* _PROBLEM STATEMENT_:
Copy each line below exactly and leave the pictures out.

* _RAW RECORDS_:
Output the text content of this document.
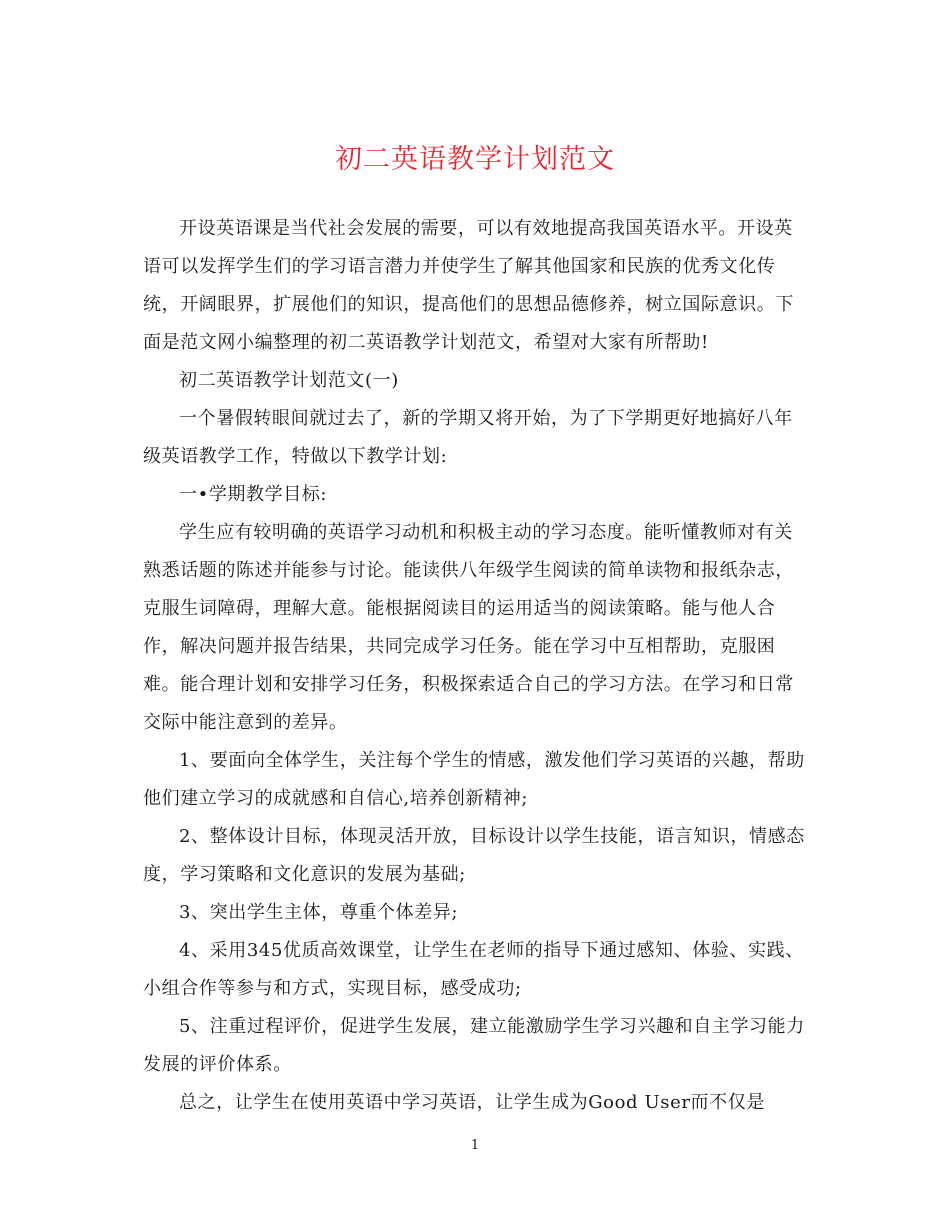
初二英语教学计划范文

开设英语课是当代社会发展的需要，可以有效地提高我国英语水平。开设英语可以发挥学生们的学习语言潜力并使学生了解其他国家和民族的优秀文化传统，开阔眼界，扩展他们的知识，提高他们的思想品德修养，树立国际意识。下面是范文网小编整理的初二英语教学计划范文，希望对大家有所帮助!

初二英语教学计划范文(一)

一个暑假转眼间就过去了，新的学期又将开始，为了下学期更好地搞好八年级英语教学工作，特做以下教学计划:

一•学期教学目标:

学生应有较明确的英语学习动机和积极主动的学习态度。能听懂教师对有关熟悉话题的陈述并能参与讨论。能读供八年级学生阅读的简单读物和报纸杂志，克服生词障碍，理解大意。能根据阅读目的运用适当的阅读策略。能与他人合作，解决问题并报告结果，共同完成学习任务。能在学习中互相帮助，克服困难。能合理计划和安排学习任务，积极探索适合自己的学习方法。在学习和日常交际中能注意到的差异。

1、要面向全体学生，关注每个学生的情感，激发他们学习英语的兴趣，帮助他们建立学习的成就感和自信心,培养创新精神;

2、整体设计目标，体现灵活开放，目标设计以学生技能，语言知识，情感态度，学习策略和文化意识的发展为基础;

3、突出学生主体，尊重个体差异;

4、采用345优质高效课堂，让学生在老师的指导下通过感知、体验、实践、小组合作等参与和方式，实现目标，感受成功;

5、注重过程评价，促进学生发展，建立能激励学生学习兴趣和自主学习能力发展的评价体系。

总之，让学生在使用英语中学习英语，让学生成为Good User而不仅是

1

* _TASK OUTPUT_:
Output the text content of this document.
初二英语教学计划范文

开设英语课是当代社会发展的需要，可以有效地提高我国英语水平。开设英语可以发挥学生们的学习语言潜力并使学生了解其他国家和民族的优秀文化传统，开阔眼界，扩展他们的知识，提高他们的思想品德修养，树立国际意识。下面是范文网小编整理的初二英语教学计划范文，希望对大家有所帮助!

初二英语教学计划范文(一)

一个暑假转眼间就过去了，新的学期又将开始，为了下学期更好地搞好八年级英语教学工作，特做以下教学计划:

一•学期教学目标:

学生应有较明确的英语学习动机和积极主动的学习态度。能听懂教师对有关熟悉话题的陈述并能参与讨论。能读供八年级学生阅读的简单读物和报纸杂志，克服生词障碍，理解大意。能根据阅读目的运用适当的阅读策略。能与他人合作，解决问题并报告结果，共同完成学习任务。能在学习中互相帮助，克服困难。能合理计划和安排学习任务，积极探索适合自己的学习方法。在学习和日常交际中能注意到的差异。

1、要面向全体学生，关注每个学生的情感，激发他们学习英语的兴趣，帮助他们建立学习的成就感和自信心,培养创新精神;

2、整体设计目标，体现灵活开放，目标设计以学生技能，语言知识，情感态度，学习策略和文化意识的发展为基础;

3、突出学生主体，尊重个体差异;

4、采用345优质高效课堂，让学生在老师的指导下通过感知、体验、实践、小组合作等参与和方式，实现目标，感受成功;

5、注重过程评价，促进学生发展，建立能激励学生学习兴趣和自主学习能力发展的评价体系。

总之，让学生在使用英语中学习英语，让学生成为Good User而不仅是

1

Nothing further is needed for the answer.